| DIRECTION |
Repeat each entry word for word. Leave any images out of the copy.

| DATA LINES |

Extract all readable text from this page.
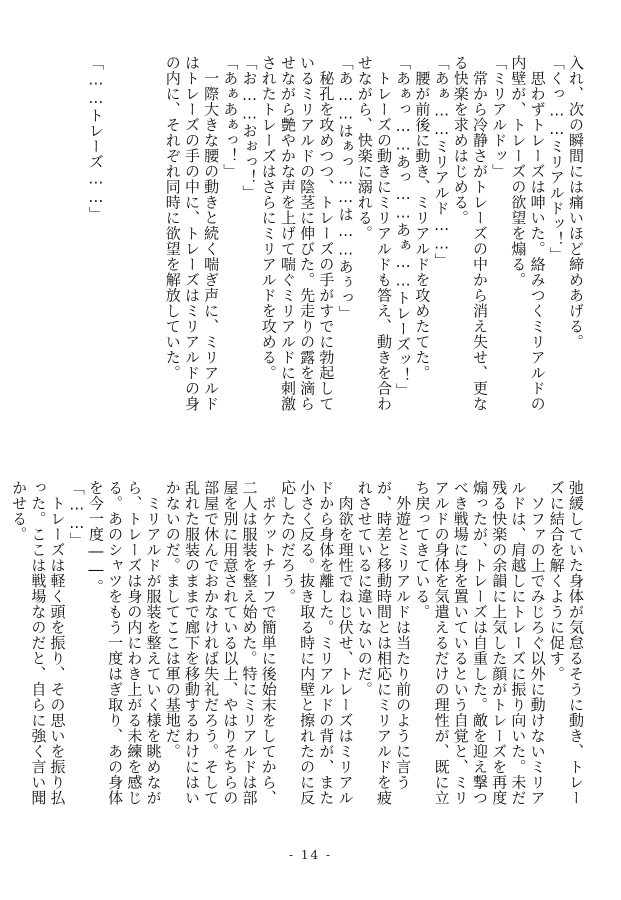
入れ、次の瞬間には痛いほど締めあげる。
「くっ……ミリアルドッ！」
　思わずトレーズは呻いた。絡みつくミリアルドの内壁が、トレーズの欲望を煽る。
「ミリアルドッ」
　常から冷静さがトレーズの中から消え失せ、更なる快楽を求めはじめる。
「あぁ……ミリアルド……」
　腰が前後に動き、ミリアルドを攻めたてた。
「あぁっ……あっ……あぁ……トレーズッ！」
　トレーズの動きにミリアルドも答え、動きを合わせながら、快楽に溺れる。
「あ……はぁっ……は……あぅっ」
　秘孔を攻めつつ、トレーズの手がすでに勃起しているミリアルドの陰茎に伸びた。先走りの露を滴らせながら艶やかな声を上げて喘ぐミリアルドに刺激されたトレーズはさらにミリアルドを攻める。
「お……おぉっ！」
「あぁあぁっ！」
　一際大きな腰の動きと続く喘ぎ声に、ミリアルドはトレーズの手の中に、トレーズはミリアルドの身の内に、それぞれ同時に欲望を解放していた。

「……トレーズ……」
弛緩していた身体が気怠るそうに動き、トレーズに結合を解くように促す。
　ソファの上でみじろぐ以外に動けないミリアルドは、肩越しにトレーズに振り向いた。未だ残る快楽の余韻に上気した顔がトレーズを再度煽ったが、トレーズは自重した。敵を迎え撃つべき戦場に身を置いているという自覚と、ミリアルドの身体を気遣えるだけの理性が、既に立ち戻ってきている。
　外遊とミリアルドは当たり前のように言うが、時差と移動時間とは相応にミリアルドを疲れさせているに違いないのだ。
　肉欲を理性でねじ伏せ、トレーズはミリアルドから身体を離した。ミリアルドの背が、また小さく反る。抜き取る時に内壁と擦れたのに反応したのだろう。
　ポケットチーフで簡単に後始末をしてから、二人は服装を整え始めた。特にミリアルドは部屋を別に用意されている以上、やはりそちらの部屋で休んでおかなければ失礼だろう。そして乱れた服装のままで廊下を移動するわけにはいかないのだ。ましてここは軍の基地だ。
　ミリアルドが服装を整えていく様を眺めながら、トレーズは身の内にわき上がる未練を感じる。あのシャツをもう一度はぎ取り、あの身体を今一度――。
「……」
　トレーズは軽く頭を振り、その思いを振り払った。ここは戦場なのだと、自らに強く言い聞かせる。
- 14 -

| RESULT |
Extract all readable text from this page.
入れ、次の瞬間には痛いほど締めあげる。
「くっ……ミリアルドッ！」
　思わずトレーズは呻いた。絡みつくミリアルドの内壁が、トレーズの欲望を煽る。
「ミリアルドッ」
　常から冷静さがトレーズの中から消え失せ、更なる快楽を求めはじめる。
「あぁ……ミリアルド……」
　腰が前後に動き、ミリアルドを攻めたてた。
「あぁっ……あっ……あぁ……トレーズッ！」
　トレーズの動きにミリアルドも答え、動きを合わせながら、快楽に溺れる。
「あ……はぁっ……は……あぅっ」
　秘孔を攻めつつ、トレーズの手がすでに勃起しているミリアルドの陰茎に伸びた。先走りの露を滴らせながら艶やかな声を上げて喘ぐミリアルドに刺激されたトレーズはさらにミリアルドを攻める。
「お……おぉっ！」
「あぁあぁっ！」
　一際大きな腰の動きと続く喘ぎ声に、ミリアルドはトレーズの手の中に、トレーズはミリアルドの身の内に、それぞれ同時に欲望を解放していた。

「……トレーズ……」
弛緩していた身体が気怠るそうに動き、トレーズに結合を解くように促す。
　ソファの上でみじろぐ以外に動けないミリアルドは、肩越しにトレーズに振り向いた。未だ残る快楽の余韻に上気した顔がトレーズを再度煽ったが、トレーズは自重した。敵を迎え撃つべき戦場に身を置いているという自覚と、ミリアルドの身体を気遣えるだけの理性が、既に立ち戻ってきている。
　外遊とミリアルドは当たり前のように言うが、時差と移動時間とは相応にミリアルドを疲れさせているに違いないのだ。
　肉欲を理性でねじ伏せ、トレーズはミリアルドから身体を離した。ミリアルドの背が、また小さく反る。抜き取る時に内壁と擦れたのに反応したのだろう。
　ポケットチーフで簡単に後始末をしてから、二人は服装を整え始めた。特にミリアルドは部屋を別に用意されている以上、やはりそちらの部屋で休んでおかなければ失礼だろう。そして乱れた服装のままで廊下を移動するわけにはいかないのだ。ましてここは軍の基地だ。
　ミリアルドが服装を整えていく様を眺めながら、トレーズは身の内にわき上がる未練を感じる。あのシャツをもう一度はぎ取り、あの身体を今一度――。
「……」
　トレーズは軽く頭を振り、その思いを振り払った。ここは戦場なのだと、自らに強く言い聞かせる。
- 14 -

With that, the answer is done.